## The task
Please retype the data in full and exactly; the pictures are not part of the copy.

## Material supplied
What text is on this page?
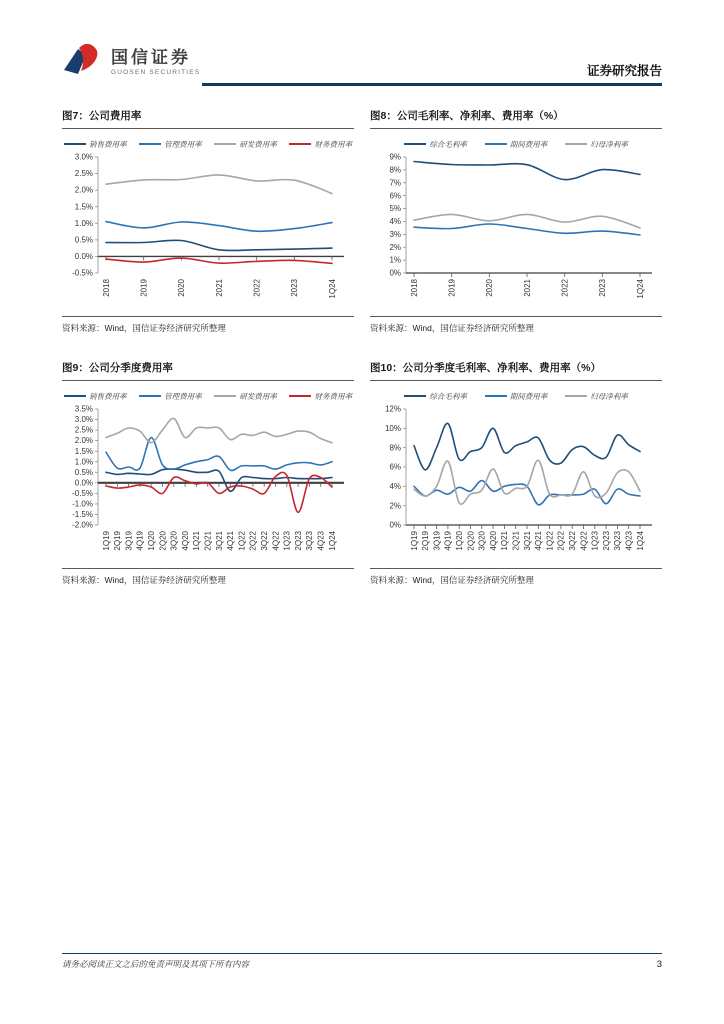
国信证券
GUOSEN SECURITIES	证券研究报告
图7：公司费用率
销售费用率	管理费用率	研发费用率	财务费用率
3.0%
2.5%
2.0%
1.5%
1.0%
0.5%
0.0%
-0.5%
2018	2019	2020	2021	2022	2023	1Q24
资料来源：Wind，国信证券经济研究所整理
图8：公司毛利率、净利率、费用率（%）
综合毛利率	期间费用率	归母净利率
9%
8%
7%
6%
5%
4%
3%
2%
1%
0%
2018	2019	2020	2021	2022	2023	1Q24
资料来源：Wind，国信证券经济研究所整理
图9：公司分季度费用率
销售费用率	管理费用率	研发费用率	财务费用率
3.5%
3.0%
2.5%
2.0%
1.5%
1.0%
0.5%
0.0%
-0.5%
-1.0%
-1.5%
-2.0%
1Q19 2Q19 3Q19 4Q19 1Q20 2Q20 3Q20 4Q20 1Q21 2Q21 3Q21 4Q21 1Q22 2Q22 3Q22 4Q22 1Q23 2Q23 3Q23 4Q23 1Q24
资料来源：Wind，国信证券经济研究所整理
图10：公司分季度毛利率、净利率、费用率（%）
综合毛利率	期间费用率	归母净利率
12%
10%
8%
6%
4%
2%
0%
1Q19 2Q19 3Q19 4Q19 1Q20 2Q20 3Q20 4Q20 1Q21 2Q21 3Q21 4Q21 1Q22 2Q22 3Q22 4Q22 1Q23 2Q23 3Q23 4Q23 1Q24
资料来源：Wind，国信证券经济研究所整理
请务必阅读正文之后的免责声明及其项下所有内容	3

## Exercise response
What text is on this page?
国信证券
GUOSEN SECURITIES	证券研究报告
图7：公司费用率
销售费用率	管理费用率	研发费用率	财务费用率
3.0%
2.5%
2.0%
1.5%
1.0%
0.5%
0.0%
-0.5%
2018	2019	2020	2021	2022	2023	1Q24
资料来源：Wind，国信证券经济研究所整理
图8：公司毛利率、净利率、费用率（%）
综合毛利率	期间费用率	归母净利率
9%
8%
7%
6%
5%
4%
3%
2%
1%
0%
2018	2019	2020	2021	2022	2023	1Q24
资料来源：Wind，国信证券经济研究所整理
图9：公司分季度费用率
销售费用率	管理费用率	研发费用率	财务费用率
3.5%
3.0%
2.5%
2.0%
1.5%
1.0%
0.5%
0.0%
-0.5%
-1.0%
-1.5%
-2.0%
1Q19 2Q19 3Q19 4Q19 1Q20 2Q20 3Q20 4Q20 1Q21 2Q21 3Q21 4Q21 1Q22 2Q22 3Q22 4Q22 1Q23 2Q23 3Q23 4Q23 1Q24
资料来源：Wind，国信证券经济研究所整理
图10：公司分季度毛利率、净利率、费用率（%）
综合毛利率	期间费用率	归母净利率
12%
10%
8%
6%
4%
2%
0%
1Q19 2Q19 3Q19 4Q19 1Q20 2Q20 3Q20 4Q20 1Q21 2Q21 3Q21 4Q21 1Q22 2Q22 3Q22 4Q22 1Q23 2Q23 3Q23 4Q23 1Q24
资料来源：Wind，国信证券经济研究所整理
请务必阅读正文之后的免责声明及其项下所有内容	3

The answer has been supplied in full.